▸ THE EXERCISE:
Quote the records below word for word, from the line containing "List 26 of the" through the line containing "x-tick-label: 1000 [66,433,104,446]". Leave the pictures out of your answer.
^^^^^^^^^^^^^^^^
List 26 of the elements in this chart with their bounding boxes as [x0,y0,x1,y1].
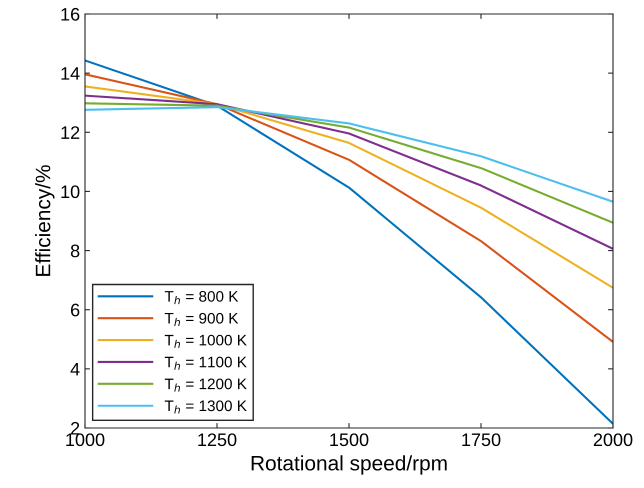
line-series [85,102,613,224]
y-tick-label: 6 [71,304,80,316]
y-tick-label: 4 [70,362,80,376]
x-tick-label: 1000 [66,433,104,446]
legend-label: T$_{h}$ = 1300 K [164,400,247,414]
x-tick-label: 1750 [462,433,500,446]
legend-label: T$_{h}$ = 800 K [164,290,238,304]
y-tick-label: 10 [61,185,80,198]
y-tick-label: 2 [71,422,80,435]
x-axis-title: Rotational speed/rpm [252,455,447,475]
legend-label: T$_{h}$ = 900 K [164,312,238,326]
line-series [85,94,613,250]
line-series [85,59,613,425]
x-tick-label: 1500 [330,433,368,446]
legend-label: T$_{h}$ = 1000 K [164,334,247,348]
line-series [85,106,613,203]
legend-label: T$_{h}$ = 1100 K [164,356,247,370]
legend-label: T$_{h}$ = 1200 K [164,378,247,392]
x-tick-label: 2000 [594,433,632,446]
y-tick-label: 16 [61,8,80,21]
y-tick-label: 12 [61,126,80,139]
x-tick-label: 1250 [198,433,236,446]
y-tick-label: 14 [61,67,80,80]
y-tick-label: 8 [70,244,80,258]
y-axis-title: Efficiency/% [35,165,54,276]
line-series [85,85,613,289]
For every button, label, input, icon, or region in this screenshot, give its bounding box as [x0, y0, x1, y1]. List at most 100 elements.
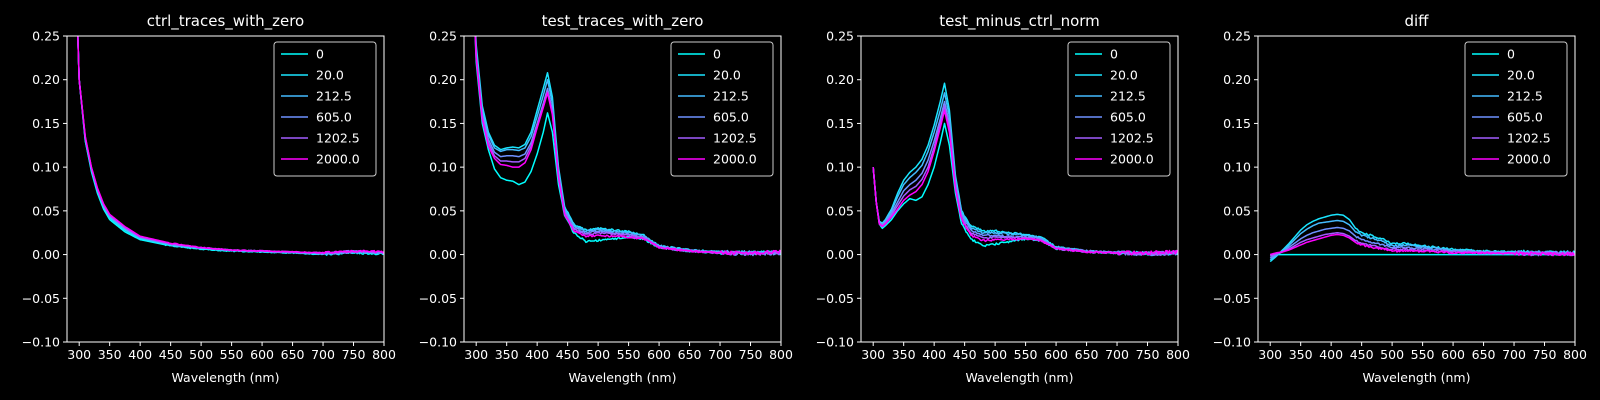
^^^^^^^^^^^^^^^^
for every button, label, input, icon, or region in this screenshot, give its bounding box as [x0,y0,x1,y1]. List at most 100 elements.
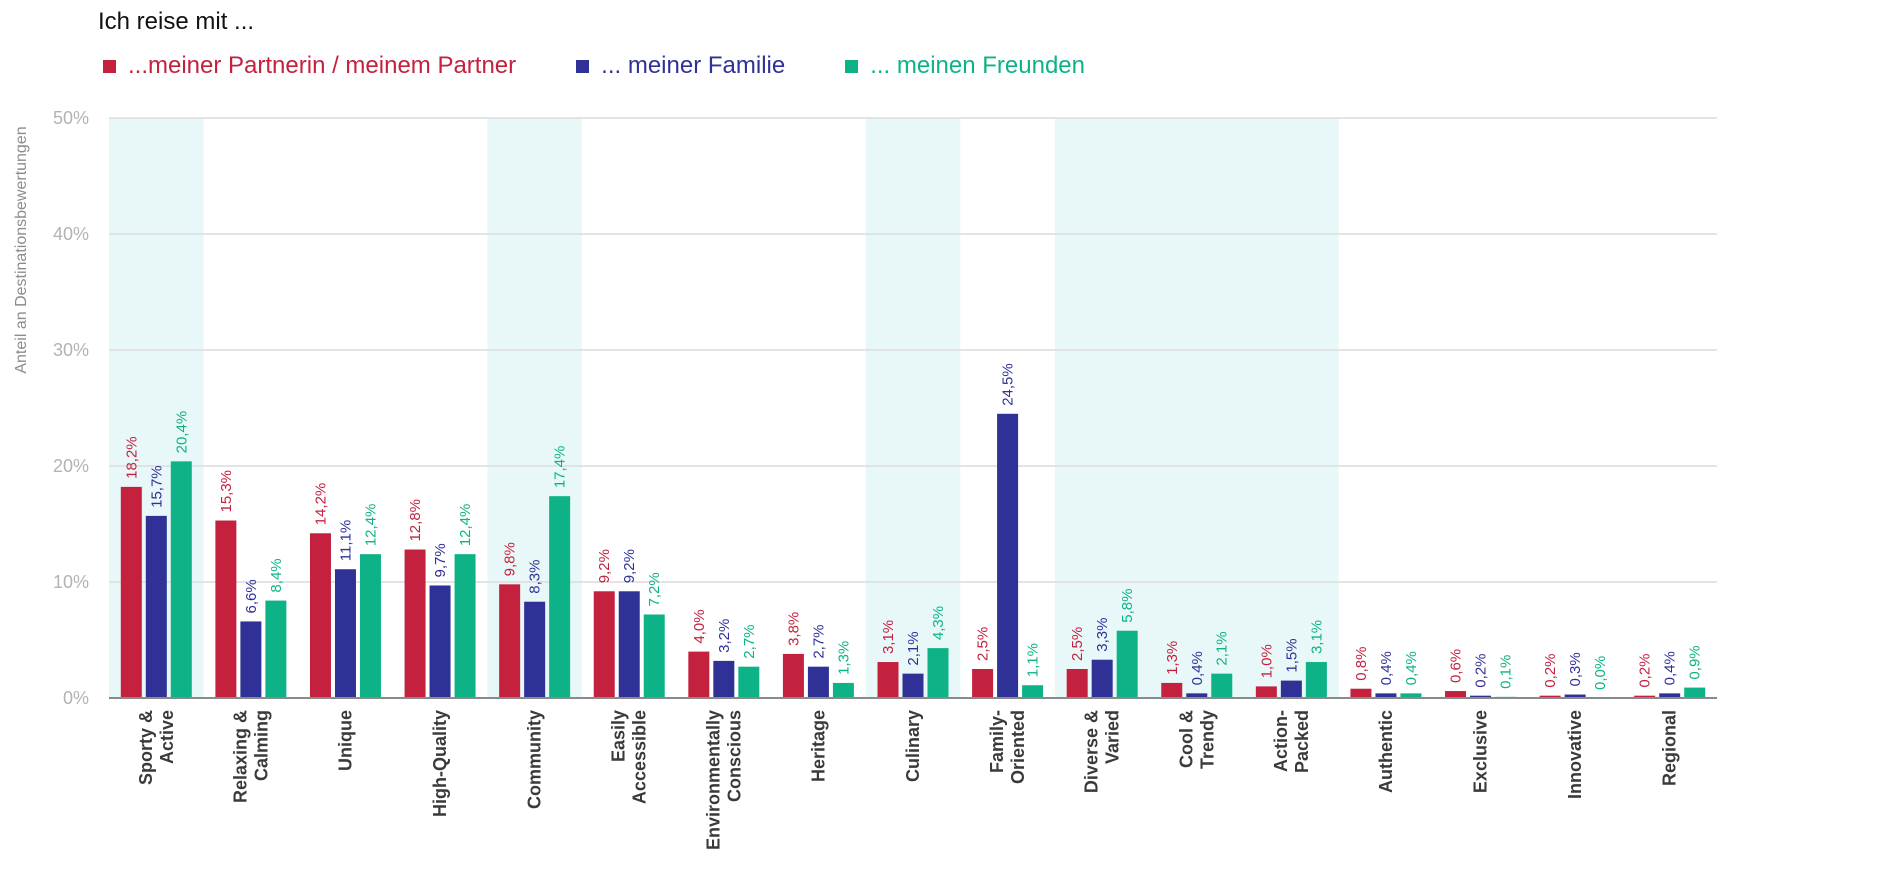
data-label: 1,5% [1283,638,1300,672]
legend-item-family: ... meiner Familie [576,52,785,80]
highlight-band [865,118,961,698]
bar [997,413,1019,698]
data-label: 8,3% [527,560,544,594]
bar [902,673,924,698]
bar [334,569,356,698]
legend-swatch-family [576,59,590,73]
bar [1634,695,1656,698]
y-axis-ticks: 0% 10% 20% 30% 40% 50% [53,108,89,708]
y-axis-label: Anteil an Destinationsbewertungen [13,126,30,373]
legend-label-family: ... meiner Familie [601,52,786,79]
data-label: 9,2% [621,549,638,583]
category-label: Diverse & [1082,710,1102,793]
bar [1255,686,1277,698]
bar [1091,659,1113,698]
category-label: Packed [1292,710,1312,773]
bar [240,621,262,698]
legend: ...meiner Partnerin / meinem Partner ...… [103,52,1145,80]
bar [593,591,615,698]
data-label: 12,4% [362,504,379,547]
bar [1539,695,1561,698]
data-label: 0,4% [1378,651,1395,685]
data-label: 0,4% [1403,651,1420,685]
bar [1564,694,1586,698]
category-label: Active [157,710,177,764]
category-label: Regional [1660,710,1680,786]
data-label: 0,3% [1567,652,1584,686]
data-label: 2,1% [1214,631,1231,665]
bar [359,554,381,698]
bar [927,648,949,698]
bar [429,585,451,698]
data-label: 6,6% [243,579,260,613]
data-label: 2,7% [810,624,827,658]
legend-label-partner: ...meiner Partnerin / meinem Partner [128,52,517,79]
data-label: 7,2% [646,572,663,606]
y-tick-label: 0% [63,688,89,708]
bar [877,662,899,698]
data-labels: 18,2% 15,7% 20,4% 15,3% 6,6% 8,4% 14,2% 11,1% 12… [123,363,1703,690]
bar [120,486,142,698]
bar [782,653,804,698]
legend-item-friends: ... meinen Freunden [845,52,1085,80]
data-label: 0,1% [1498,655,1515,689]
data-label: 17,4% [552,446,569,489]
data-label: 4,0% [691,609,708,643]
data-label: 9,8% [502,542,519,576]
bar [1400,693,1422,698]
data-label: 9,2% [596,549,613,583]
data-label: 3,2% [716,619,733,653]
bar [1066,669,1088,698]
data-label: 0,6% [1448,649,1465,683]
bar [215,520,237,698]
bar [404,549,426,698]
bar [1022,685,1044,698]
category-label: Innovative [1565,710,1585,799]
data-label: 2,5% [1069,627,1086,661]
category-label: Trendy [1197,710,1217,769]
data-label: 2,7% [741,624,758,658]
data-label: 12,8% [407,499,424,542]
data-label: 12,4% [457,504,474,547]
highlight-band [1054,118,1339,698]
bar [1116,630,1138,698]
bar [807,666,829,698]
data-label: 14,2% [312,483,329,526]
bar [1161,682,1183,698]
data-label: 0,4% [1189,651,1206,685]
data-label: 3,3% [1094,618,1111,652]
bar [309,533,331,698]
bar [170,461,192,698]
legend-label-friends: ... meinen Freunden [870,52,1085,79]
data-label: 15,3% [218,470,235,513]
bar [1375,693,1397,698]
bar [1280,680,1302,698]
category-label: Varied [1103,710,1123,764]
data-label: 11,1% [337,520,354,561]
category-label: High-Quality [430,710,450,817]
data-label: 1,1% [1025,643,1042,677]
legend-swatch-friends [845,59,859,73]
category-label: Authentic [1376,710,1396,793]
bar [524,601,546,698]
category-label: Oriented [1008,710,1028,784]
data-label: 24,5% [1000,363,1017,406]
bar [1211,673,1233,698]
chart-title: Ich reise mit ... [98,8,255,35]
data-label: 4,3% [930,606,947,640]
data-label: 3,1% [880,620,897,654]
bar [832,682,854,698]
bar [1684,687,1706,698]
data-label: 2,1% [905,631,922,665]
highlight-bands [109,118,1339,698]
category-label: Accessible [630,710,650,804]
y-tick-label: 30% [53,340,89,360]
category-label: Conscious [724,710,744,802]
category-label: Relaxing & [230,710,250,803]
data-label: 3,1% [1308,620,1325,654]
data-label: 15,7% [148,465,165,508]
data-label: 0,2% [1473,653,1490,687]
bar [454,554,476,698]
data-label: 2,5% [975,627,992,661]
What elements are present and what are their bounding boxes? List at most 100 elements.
^^^^^^^^^^^^^^^^
▸ OUTPUT FOR THIS TASK:
List 26 of the elements in this chart with their bounding boxes as [x0,y0,x1,y1].
line-series [85,102,613,224]
y-tick-label: 6 [71,304,80,316]
y-tick-label: 4 [70,362,80,376]
x-tick-label: 1000 [66,433,104,446]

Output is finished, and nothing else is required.